TASK PROMPT
Repeat the material below exactly, with no pictures.

(Raw records)
--------

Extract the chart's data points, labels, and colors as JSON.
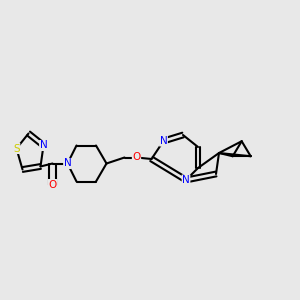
{
  "background_color": "#e8e8e8",
  "bond_color": "#000000",
  "atom_colors": {
    "N": "#0000ff",
    "O": "#ff0000",
    "S": "#cccc00",
    "C": "#000000"
  },
  "line_width": 1.5,
  "font_size": 7.5,
  "fig_width": 3.0,
  "fig_height": 3.0,
  "dpi": 100
}
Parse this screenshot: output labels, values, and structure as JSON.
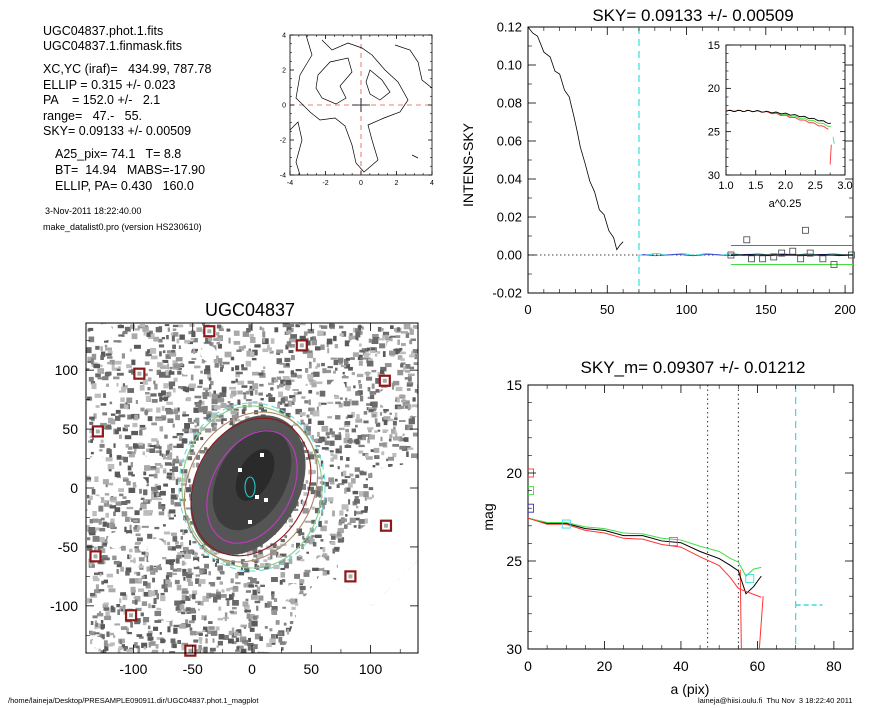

--------

THE REPLY
Extract the chart's data points, labels, and colors as JSON.
{
  "background_color": "#e8e8e8",
  "bond_color": "#000000",
  "atom_colors": {
    "N": "#0000ff",
    "O": "#ff0000",
    "S": "#cccc00",
    "C": "#000000"
  },
  "line_width": 1.5,
  "font_size": 7.5,
  "fig_width": 3.0,
  "fig_height": 3.0,
  "dpi": 100
}
Parse this screenshot: output labels, values, and structure as JSON.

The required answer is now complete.